» AIM: Can you reproduce, word for word, the part of the EUR/USD commentary starting at "EUR/USD consolidates following" and ending at "low of 1.0333."?

» SOURCE DOCUMENT:
=-=-=-=-=
The tightest relationship has been with US and German 10-year year spreads, with an extremely strong negative correlation of -0.94. When you see a similarly strong inverse relationship with Fed rate cut pricing over the next year, it reinforces that EUR/USD moves are not being driven by French political turmoil but relative growth and inflation expectations between the United States and Europe.
That puts today’s euro area November inflation and next Friday’s US nonfarm payrolls report front-and-centre of those events that could meaningfully shift EUR/USD over the next week.
EUR/USD consolidates following corrective bounce
Source: Trading View
The corrective bounce in EUR/USD from the lows set last Friday has stalled ahead of resistance at 1.0600, making that a reference point for traders near-term. Signals from momentum indicators like RSI (14) and MACD don’t make a compelling case for an extension of the move, with the former already rolling over. As such, interactions with 1.0600 may provide a guide on how to position heading into December.
If the price cannot break and close above 1.0600, shorts could be established beneath the level with a stop above for protection. The pair has done some work either side of 1.0530 in recent days, making that a focal point, although the lack of volume going through makes me dubious as to whether it will hold up if put under pressure. Aside from 1.0500 and 1.0400, the obvious target would be the year-to-date low of 1.0333.
Alternatively, if we see the price break and close above 1.0600, you could swing the setup around, allowing for longs to be established above with a stop beneath for protection. 1.0666 may offer some resistance but there’s not a lot to speak of until above 1.08000.
Given the tight inverse correlation between EUR/USD and US-German 10-year bond spreads, rather than French politics, watching price signals from US 10-year Treasury note futures may provide directional clues not only for spreads but EUR/USD movements. I wrote about that in a separate note earlier this week.
=-=-=-=-=
» DATASET ROWS:

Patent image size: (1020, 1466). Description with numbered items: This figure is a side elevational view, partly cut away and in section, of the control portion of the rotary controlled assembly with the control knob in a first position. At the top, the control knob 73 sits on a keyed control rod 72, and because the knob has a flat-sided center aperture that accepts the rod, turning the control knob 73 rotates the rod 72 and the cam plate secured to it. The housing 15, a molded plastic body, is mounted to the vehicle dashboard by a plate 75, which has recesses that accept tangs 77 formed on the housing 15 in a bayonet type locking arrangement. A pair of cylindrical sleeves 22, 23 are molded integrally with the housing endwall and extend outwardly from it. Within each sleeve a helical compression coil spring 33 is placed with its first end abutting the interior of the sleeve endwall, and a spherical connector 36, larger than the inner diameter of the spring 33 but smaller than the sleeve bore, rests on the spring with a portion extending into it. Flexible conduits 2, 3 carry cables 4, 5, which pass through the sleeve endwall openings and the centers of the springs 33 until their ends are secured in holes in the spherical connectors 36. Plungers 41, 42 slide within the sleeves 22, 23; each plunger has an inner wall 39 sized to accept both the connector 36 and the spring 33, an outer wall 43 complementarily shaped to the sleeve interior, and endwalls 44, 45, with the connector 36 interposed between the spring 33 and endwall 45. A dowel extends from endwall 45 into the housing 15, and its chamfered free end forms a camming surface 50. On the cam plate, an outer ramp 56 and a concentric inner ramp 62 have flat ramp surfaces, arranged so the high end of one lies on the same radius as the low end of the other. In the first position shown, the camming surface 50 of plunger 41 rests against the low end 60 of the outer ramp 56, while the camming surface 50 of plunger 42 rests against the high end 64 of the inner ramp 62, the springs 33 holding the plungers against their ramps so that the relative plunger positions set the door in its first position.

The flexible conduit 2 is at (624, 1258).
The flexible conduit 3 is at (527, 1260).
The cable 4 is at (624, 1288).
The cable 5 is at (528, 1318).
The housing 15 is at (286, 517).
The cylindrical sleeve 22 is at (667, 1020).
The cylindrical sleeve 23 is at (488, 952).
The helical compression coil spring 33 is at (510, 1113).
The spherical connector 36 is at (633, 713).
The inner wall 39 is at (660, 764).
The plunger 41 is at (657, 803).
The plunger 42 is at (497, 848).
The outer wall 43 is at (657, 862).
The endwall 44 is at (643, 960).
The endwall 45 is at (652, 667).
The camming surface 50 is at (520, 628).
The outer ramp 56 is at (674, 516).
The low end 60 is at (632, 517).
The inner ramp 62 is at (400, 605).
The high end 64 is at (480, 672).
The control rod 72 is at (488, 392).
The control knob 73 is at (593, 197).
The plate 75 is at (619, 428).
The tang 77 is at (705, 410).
=-=-=-=-=
» RESULT OF THE TASK:
EUR/USD consolidates following corrective bounce
Source: Trading View
The corrective bounce in EUR/USD from the lows set last Friday has stalled ahead of resistance at 1.0600, making that a reference point for traders near-term. Signals from momentum indicators like RSI (14) and MACD don’t make a compelling case for an extension of the move, with the former already rolling over. As such, interactions with 1.0600 may provide a guide on how to position heading into December.
If the price cannot break and close above 1.0600, shorts could be established beneath the level with a stop above for protection. The pair has done some work either side of 1.0530 in recent days, making that a focal point, although the lack of volume going through makes me dubious as to whether it will hold up if put under pressure. Aside from 1.0500 and 1.0400, the obvious target would be the year-to-date low of 1.0333.